START
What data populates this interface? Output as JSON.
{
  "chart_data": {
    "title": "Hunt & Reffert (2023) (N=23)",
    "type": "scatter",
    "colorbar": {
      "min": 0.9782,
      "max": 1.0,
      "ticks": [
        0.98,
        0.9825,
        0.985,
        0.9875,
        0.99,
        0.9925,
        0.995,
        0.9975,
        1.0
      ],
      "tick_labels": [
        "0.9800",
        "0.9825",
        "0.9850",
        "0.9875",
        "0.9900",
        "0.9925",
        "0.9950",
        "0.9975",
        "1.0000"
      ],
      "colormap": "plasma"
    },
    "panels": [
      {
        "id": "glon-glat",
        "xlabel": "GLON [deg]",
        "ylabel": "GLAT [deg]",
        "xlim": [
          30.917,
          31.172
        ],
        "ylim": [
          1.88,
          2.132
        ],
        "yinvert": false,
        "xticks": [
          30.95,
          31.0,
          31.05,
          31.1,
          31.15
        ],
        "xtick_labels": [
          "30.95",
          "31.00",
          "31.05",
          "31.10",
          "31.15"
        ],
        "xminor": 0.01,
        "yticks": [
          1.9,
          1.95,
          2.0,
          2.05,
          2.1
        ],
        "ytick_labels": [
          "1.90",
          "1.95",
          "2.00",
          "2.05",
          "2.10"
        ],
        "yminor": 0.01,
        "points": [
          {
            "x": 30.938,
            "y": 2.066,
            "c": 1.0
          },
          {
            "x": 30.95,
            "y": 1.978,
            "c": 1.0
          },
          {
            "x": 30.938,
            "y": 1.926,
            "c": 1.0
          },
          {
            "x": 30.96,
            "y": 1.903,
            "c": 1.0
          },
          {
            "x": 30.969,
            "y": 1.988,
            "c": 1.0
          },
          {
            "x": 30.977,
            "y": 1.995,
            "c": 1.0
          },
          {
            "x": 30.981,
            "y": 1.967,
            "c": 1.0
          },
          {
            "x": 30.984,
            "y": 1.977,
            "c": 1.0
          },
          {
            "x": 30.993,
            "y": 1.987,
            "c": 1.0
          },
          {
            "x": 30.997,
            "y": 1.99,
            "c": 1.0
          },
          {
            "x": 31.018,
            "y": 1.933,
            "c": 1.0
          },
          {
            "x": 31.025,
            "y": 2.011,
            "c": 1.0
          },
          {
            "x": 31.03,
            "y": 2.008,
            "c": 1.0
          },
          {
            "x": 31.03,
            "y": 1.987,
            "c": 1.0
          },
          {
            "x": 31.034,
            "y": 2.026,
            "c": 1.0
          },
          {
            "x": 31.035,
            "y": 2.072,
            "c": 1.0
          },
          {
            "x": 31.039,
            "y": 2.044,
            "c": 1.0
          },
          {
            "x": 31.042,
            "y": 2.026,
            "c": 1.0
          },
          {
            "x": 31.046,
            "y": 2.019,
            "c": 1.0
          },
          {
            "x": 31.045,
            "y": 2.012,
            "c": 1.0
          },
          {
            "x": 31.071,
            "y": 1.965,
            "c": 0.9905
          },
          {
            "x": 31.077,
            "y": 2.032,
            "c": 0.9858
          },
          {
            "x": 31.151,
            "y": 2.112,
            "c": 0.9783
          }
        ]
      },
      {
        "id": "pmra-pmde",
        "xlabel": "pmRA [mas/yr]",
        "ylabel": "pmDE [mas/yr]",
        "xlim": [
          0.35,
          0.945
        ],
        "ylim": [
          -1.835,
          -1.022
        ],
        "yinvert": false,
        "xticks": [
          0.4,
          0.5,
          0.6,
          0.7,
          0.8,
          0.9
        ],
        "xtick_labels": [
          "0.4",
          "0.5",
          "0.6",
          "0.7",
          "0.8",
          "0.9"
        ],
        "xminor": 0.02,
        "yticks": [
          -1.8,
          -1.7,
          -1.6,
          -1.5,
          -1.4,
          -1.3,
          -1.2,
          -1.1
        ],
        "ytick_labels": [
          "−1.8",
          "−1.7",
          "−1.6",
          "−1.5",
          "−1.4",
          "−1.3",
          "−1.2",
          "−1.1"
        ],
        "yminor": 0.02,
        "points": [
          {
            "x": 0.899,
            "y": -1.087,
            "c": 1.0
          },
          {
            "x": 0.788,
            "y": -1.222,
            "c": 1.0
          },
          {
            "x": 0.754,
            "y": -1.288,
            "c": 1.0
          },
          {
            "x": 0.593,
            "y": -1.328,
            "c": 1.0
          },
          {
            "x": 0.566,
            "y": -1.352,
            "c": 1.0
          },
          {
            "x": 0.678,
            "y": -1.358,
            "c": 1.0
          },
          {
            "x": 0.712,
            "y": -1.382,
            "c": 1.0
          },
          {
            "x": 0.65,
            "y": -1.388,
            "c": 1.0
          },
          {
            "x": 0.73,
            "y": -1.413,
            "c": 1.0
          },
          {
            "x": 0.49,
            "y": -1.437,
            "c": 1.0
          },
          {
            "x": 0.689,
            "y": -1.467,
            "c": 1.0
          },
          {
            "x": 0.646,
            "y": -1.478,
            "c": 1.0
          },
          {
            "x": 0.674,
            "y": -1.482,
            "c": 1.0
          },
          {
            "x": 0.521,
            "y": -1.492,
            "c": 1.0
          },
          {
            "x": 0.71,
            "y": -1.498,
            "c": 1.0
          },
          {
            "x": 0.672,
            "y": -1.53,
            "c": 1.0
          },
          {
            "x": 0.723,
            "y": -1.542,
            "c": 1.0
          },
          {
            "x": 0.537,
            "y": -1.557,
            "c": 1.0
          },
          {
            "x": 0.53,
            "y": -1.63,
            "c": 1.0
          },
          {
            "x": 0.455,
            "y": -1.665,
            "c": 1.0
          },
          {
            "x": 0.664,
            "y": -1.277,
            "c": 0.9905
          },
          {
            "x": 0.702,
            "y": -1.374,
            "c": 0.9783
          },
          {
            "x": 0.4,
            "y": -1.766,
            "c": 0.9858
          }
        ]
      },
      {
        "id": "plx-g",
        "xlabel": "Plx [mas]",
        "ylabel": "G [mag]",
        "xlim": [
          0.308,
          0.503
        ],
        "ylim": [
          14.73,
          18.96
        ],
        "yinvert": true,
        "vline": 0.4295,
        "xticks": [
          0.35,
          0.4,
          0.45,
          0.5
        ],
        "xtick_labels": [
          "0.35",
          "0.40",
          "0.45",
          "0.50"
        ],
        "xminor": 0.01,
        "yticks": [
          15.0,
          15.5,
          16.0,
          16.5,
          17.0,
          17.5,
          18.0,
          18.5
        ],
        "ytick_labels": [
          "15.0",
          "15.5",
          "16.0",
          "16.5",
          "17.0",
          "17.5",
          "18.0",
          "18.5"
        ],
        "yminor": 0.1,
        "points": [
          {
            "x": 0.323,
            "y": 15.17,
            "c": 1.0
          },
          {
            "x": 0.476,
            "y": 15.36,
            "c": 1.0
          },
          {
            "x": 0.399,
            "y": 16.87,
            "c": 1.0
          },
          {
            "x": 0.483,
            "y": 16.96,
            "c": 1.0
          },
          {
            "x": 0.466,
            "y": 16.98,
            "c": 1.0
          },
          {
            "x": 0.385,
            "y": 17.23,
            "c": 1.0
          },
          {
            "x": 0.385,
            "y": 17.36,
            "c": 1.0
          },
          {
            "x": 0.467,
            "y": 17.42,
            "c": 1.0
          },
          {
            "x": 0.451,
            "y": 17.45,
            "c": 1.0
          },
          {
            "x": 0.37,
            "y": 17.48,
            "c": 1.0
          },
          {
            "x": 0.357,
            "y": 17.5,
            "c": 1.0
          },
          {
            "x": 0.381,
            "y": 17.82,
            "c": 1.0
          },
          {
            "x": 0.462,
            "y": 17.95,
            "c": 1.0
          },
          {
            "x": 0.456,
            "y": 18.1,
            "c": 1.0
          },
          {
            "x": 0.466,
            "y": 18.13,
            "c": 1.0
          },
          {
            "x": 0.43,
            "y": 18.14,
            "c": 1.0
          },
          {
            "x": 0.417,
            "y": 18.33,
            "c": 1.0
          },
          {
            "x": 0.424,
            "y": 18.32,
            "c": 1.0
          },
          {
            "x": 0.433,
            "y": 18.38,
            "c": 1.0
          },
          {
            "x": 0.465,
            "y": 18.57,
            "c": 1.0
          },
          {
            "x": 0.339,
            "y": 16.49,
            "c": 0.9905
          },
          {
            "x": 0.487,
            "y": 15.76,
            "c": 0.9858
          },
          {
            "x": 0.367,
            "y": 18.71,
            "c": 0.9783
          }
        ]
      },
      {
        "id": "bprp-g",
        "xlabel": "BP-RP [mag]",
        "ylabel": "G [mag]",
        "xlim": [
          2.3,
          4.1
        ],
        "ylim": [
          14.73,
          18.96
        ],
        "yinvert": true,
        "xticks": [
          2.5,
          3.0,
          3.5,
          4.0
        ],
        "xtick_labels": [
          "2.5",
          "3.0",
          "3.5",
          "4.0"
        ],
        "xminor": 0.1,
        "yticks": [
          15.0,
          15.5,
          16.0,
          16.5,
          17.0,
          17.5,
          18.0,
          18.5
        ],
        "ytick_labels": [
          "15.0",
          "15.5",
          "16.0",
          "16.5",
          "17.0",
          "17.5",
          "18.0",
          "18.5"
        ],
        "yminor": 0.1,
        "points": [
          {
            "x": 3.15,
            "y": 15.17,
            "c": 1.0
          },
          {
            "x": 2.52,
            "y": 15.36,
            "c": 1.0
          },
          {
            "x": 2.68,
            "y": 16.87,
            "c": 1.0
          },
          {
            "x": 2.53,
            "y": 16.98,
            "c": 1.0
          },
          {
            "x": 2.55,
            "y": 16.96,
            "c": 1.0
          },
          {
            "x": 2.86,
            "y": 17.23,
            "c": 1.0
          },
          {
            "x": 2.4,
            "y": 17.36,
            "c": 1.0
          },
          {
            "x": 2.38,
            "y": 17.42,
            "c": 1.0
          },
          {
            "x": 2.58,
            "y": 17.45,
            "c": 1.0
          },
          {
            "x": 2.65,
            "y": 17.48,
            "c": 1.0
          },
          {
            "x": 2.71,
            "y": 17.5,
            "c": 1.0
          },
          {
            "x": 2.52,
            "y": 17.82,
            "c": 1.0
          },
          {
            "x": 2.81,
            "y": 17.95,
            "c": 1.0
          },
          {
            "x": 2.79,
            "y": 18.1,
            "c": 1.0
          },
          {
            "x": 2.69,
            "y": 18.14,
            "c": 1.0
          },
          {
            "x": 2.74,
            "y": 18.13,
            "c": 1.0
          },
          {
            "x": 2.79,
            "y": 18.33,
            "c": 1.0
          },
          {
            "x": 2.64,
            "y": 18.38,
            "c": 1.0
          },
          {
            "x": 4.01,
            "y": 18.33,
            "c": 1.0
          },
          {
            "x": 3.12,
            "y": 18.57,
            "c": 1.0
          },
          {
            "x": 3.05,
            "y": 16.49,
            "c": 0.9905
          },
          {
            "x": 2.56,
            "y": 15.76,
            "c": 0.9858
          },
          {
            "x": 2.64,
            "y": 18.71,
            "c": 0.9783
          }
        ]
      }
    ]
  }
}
END
**Requirements**
Go through the listing above and pull out each line containing the word "xminor".

**Output of the exercise**
        "xminor": 0.01,
        "xminor": 0.02,
        "xminor": 0.01,
        "xminor": 0.1,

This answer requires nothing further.